## SET PROBLEM
Find every line in the records below that holds the word "this", and copy each one.

══ GIVEN RECORDS

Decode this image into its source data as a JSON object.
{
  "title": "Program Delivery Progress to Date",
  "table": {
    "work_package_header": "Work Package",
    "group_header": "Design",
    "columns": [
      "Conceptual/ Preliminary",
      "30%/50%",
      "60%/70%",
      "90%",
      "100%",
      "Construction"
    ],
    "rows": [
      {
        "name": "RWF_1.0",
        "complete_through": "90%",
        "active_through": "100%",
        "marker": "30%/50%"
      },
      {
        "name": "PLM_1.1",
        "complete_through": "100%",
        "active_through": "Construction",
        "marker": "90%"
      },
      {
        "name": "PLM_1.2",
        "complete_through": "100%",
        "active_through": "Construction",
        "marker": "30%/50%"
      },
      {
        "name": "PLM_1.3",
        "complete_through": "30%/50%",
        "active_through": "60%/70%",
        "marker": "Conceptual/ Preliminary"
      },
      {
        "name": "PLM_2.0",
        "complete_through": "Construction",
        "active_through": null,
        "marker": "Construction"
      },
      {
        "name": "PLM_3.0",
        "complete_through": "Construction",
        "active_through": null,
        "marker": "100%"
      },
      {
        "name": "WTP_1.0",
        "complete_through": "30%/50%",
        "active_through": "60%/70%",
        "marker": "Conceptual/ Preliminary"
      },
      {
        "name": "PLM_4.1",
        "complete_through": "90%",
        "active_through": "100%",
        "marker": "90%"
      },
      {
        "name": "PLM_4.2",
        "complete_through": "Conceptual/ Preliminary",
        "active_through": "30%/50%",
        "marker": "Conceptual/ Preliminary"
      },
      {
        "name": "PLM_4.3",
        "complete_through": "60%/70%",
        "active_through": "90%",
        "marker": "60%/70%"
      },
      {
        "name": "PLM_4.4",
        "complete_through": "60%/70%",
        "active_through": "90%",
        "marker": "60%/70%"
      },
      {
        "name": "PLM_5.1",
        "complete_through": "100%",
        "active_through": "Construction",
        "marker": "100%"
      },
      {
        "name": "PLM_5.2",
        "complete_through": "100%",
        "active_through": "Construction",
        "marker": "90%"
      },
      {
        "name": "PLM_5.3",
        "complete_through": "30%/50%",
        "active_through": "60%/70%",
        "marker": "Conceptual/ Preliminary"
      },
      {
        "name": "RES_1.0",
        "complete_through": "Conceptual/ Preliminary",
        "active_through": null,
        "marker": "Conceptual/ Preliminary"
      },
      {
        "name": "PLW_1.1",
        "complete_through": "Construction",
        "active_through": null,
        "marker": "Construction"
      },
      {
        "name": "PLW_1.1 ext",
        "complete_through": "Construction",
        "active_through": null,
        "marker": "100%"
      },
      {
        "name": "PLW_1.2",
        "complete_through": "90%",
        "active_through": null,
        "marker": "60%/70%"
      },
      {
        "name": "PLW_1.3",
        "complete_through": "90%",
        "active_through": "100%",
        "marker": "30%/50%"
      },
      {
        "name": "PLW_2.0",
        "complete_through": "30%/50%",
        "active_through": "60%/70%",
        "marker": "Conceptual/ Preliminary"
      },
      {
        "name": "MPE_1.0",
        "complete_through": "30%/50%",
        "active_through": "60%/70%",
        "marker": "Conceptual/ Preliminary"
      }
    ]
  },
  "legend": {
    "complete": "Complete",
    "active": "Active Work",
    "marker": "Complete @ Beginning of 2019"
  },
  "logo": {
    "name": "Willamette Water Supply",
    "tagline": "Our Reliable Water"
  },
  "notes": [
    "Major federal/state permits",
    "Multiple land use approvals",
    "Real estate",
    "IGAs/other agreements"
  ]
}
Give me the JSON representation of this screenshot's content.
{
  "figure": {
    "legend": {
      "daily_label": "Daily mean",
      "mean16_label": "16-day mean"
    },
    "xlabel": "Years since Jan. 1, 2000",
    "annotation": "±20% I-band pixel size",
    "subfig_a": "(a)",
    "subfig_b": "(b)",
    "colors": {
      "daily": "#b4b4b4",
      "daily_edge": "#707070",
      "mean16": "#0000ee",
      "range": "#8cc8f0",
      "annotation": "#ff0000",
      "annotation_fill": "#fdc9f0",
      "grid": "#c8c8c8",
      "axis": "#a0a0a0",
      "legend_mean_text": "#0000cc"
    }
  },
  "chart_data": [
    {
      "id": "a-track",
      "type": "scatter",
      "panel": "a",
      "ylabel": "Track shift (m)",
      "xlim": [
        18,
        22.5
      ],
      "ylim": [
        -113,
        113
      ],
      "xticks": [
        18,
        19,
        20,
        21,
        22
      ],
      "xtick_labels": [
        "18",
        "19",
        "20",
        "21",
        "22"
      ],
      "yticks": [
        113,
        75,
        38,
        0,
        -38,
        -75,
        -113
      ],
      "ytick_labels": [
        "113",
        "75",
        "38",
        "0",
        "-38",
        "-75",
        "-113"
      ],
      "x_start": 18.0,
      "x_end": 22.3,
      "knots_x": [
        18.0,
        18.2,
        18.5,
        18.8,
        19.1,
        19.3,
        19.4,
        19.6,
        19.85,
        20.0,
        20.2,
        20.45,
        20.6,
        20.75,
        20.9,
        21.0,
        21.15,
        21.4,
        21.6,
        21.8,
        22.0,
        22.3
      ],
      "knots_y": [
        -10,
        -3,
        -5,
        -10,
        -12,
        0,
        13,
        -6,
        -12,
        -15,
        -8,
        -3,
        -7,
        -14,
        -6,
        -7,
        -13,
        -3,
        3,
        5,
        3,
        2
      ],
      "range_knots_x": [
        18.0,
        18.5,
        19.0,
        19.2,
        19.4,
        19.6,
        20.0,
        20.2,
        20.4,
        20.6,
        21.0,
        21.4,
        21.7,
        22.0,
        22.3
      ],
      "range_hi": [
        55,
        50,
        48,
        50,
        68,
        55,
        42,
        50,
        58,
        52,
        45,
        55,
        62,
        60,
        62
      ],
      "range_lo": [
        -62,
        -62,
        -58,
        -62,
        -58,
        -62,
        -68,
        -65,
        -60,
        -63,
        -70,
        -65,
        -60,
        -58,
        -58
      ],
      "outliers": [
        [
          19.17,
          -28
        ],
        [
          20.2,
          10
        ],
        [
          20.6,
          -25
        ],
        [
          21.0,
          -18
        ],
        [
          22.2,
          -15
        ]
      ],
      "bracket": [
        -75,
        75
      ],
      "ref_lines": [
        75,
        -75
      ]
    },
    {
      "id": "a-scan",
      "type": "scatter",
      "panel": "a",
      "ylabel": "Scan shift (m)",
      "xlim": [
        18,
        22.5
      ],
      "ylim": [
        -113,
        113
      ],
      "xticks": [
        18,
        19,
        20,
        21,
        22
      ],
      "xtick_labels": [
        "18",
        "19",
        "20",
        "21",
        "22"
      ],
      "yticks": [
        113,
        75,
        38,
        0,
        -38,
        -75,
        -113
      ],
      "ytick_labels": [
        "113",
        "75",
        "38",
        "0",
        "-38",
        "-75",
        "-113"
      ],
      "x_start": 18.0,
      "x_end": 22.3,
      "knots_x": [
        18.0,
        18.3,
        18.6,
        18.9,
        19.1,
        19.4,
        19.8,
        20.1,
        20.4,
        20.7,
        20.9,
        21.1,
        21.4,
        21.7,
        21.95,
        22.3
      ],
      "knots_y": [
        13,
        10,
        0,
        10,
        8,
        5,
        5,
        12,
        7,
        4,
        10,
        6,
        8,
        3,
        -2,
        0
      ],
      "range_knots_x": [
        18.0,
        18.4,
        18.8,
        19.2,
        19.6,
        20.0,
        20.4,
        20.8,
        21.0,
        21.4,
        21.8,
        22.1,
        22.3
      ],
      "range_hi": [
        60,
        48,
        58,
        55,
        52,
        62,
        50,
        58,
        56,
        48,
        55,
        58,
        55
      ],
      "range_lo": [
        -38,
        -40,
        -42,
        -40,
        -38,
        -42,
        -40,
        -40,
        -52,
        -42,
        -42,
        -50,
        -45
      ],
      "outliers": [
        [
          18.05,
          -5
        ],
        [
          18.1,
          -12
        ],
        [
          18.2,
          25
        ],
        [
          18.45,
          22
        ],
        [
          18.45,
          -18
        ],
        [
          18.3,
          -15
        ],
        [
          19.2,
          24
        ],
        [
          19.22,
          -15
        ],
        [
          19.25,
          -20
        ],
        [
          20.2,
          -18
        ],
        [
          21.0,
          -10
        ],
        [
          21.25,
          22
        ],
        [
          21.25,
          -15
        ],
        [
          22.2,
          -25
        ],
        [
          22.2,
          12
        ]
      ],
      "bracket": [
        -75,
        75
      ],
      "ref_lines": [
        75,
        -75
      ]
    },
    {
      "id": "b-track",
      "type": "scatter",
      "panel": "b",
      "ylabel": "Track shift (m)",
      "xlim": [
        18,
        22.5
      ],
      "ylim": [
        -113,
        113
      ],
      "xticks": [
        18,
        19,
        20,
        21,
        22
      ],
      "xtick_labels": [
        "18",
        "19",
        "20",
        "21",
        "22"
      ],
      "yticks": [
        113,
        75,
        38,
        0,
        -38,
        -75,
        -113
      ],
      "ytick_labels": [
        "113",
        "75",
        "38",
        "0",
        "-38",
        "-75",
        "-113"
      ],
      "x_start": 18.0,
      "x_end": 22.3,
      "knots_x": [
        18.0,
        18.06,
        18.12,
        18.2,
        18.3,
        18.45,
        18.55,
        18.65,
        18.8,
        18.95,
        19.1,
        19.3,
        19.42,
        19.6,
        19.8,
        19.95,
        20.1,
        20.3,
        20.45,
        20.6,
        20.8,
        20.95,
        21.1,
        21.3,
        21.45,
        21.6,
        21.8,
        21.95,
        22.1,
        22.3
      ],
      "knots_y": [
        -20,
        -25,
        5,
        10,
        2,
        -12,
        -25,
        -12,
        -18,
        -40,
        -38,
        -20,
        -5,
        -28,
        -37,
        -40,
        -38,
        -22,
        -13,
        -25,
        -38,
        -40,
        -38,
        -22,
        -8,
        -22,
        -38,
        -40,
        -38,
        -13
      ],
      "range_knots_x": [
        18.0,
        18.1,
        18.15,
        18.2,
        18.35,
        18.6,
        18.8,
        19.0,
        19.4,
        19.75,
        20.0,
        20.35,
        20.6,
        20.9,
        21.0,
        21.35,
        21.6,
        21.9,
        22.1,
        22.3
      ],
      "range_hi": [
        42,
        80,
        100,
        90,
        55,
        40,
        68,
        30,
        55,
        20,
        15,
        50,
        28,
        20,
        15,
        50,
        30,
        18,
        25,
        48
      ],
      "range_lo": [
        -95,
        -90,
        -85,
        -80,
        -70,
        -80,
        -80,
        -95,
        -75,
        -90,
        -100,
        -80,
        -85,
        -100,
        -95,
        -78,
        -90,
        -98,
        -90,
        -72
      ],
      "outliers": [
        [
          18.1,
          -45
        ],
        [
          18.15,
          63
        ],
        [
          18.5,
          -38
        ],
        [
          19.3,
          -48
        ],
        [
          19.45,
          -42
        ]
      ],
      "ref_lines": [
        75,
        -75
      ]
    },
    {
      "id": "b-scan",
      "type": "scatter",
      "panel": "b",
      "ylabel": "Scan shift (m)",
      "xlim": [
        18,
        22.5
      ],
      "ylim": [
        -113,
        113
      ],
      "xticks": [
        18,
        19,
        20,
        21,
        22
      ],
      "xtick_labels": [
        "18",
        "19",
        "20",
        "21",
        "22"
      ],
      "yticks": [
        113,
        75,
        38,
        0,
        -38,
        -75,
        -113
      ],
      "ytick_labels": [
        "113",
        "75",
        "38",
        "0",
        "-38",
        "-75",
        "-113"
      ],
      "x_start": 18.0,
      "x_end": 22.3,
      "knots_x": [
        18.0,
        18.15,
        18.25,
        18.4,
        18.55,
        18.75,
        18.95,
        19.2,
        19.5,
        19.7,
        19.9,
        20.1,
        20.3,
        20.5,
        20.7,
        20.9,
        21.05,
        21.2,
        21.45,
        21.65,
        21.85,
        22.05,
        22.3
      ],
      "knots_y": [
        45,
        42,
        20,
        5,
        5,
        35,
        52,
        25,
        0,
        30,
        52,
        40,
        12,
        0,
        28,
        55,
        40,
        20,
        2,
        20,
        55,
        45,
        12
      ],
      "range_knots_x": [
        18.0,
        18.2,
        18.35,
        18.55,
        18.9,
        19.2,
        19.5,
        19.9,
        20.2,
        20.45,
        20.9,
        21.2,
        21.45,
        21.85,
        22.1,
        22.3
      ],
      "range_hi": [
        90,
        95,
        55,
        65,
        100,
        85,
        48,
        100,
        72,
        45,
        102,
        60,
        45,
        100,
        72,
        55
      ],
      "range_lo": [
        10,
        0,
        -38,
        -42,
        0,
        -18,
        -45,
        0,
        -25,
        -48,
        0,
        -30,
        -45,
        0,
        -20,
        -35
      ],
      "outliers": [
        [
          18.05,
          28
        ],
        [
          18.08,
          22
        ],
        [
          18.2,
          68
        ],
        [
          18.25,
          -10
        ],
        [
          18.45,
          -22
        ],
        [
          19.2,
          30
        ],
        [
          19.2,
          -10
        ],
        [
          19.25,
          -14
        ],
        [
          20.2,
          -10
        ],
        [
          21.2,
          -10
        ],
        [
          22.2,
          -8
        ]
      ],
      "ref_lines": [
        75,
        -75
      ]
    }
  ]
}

════

## CORRECT OUTPUT
Decode this image into its source data as a JSON object.
Give me the JSON representation of this screenshot's content.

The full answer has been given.